» **What is being asked**
Return the listing word for word, from its first line down to and including the line that contains "- section-header[interactable]: 打印样式: [28, 192, 160, 204]".

» **Supplied records**
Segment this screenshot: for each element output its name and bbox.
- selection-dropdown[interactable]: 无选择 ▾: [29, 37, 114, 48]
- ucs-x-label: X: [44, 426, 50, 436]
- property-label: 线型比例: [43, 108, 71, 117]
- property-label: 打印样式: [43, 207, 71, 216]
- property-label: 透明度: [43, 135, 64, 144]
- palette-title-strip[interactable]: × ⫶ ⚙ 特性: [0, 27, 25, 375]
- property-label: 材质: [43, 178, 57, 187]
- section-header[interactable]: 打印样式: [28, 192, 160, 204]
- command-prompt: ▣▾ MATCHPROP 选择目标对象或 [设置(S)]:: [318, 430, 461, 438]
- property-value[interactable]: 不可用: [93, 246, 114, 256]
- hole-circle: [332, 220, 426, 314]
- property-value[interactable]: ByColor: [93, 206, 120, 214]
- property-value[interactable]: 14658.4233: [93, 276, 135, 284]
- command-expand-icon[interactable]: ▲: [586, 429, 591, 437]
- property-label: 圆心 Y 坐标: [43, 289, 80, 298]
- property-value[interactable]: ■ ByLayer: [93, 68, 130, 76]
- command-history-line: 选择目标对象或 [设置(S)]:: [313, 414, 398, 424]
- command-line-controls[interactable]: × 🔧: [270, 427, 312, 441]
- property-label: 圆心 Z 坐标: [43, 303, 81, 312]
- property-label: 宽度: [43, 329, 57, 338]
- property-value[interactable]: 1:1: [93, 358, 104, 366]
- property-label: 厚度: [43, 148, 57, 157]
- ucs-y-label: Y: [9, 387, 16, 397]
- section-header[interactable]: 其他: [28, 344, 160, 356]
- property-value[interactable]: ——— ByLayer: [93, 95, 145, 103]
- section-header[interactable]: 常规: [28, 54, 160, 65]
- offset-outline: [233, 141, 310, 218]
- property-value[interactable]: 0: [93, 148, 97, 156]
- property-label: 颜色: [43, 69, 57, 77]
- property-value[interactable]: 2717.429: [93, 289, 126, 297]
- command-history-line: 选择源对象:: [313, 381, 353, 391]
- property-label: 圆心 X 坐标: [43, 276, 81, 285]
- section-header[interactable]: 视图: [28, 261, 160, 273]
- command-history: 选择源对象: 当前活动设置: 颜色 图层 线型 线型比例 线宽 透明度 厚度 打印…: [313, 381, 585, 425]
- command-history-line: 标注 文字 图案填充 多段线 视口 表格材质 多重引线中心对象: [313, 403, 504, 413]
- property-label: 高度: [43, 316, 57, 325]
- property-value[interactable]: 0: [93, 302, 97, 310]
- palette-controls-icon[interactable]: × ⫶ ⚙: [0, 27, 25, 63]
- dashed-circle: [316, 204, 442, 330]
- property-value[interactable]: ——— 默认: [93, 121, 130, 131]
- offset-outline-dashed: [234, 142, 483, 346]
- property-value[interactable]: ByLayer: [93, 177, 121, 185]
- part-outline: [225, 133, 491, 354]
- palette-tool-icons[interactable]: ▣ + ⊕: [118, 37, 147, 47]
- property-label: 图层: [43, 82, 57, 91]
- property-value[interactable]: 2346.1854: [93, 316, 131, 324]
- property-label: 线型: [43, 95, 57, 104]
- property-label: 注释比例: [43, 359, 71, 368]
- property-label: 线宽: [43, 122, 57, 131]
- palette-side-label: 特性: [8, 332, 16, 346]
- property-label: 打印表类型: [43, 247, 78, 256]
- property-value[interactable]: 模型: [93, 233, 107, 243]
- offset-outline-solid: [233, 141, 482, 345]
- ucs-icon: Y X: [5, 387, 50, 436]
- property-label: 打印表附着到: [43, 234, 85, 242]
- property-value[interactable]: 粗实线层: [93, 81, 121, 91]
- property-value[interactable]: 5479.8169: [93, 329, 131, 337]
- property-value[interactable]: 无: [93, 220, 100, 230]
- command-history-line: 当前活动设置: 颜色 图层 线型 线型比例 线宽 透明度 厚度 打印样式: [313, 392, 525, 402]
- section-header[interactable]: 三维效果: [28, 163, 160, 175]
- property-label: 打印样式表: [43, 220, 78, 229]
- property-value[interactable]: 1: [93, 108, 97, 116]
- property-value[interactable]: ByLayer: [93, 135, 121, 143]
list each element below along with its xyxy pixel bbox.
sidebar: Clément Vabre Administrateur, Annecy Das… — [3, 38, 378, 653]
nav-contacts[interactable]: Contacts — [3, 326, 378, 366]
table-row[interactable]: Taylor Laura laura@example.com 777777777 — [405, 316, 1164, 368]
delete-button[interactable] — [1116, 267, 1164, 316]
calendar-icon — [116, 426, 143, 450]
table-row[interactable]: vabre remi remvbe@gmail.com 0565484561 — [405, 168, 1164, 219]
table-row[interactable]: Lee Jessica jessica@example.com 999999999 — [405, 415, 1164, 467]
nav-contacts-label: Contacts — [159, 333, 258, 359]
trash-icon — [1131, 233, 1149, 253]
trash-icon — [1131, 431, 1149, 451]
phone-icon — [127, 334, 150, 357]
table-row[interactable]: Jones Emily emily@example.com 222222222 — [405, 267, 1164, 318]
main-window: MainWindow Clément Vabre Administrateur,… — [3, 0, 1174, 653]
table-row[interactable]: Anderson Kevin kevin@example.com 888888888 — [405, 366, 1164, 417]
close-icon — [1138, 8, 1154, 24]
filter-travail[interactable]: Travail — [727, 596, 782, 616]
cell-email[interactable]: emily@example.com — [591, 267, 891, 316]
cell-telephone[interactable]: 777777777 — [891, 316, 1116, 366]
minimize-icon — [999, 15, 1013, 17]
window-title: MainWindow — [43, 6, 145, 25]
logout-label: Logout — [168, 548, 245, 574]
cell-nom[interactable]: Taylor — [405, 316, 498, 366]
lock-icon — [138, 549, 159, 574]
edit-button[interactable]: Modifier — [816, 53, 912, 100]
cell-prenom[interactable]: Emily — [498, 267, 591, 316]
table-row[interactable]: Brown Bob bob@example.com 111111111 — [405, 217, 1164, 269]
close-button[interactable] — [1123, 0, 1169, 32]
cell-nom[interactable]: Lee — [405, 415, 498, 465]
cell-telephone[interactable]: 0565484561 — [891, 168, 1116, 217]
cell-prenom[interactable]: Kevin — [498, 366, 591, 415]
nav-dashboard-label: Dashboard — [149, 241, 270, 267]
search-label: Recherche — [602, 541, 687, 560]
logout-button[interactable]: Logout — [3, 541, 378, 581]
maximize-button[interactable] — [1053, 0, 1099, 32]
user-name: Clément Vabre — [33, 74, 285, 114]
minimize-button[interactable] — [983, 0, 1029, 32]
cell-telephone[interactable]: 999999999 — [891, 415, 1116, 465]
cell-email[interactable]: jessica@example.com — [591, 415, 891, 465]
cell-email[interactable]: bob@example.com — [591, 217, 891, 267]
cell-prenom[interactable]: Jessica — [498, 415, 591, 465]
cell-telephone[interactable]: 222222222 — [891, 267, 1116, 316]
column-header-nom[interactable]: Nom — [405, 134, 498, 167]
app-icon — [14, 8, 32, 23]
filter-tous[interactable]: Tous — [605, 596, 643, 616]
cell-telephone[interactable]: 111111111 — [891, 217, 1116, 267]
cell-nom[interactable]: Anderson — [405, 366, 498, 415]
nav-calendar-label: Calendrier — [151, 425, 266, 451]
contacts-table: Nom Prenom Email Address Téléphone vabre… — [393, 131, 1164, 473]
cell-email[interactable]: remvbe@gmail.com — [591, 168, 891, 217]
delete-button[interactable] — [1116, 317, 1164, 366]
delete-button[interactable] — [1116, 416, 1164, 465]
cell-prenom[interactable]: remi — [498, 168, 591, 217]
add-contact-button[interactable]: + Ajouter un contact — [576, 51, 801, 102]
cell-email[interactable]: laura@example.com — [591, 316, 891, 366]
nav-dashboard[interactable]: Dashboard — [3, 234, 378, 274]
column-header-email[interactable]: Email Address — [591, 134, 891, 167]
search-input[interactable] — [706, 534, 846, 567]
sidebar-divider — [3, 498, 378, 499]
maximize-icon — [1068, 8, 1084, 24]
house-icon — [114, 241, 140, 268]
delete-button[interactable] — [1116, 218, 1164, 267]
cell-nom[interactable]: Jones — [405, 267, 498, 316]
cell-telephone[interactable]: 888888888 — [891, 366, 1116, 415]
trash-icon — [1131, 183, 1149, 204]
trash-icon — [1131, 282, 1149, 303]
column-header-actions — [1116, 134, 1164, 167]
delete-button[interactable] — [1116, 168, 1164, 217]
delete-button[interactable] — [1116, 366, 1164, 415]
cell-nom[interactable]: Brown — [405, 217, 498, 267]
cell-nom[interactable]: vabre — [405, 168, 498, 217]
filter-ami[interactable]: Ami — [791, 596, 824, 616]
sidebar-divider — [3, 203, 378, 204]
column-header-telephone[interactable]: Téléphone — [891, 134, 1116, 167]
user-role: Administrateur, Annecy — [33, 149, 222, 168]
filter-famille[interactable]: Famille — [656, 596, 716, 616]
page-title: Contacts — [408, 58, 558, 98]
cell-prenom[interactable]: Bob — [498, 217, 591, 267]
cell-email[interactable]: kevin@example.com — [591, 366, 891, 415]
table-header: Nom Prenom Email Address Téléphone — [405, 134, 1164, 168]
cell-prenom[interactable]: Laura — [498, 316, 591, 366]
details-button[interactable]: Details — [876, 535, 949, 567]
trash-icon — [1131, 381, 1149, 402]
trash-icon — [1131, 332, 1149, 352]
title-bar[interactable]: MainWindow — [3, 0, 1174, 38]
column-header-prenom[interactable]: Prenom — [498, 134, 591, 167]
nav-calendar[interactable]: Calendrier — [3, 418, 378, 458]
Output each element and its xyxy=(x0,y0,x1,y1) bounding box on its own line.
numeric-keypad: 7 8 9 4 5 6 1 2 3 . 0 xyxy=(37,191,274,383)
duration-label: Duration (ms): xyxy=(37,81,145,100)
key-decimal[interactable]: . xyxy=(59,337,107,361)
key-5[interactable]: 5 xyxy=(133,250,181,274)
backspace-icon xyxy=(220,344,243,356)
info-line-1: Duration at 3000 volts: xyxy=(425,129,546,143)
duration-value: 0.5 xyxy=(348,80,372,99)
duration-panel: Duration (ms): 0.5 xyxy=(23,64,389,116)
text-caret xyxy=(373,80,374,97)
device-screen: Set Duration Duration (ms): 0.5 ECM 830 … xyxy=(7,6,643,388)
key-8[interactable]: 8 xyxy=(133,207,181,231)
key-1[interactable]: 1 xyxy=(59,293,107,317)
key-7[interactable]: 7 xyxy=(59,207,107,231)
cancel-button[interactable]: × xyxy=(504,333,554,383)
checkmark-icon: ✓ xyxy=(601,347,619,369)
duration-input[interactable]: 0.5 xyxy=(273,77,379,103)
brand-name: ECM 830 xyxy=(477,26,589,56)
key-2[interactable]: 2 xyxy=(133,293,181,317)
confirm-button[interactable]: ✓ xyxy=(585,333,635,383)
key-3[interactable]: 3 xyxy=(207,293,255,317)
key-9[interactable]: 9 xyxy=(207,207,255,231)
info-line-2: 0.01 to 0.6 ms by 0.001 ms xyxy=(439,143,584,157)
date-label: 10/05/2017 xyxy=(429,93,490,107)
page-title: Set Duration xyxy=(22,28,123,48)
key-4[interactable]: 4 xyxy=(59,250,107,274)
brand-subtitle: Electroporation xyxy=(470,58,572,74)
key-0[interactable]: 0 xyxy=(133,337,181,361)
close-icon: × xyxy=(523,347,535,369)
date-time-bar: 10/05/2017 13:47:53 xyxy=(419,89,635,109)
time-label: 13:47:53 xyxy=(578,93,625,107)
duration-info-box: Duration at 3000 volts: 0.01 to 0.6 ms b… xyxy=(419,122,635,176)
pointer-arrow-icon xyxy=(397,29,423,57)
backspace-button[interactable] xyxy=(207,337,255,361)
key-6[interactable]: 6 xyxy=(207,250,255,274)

» **Result of the exercise**
Segment this screenshot: for each element output its name and bbox.
- selection-dropdown[interactable]: 无选择 ▾: [29, 37, 114, 48]
- ucs-x-label: X: [44, 426, 50, 436]
- property-label: 线型比例: [43, 108, 71, 117]
- property-label: 打印样式: [43, 207, 71, 216]
- property-label: 透明度: [43, 135, 64, 144]
- palette-title-strip[interactable]: × ⫶ ⚙ 特性: [0, 27, 25, 375]
- property-label: 材质: [43, 178, 57, 187]
- section-header[interactable]: 打印样式: [28, 192, 160, 204]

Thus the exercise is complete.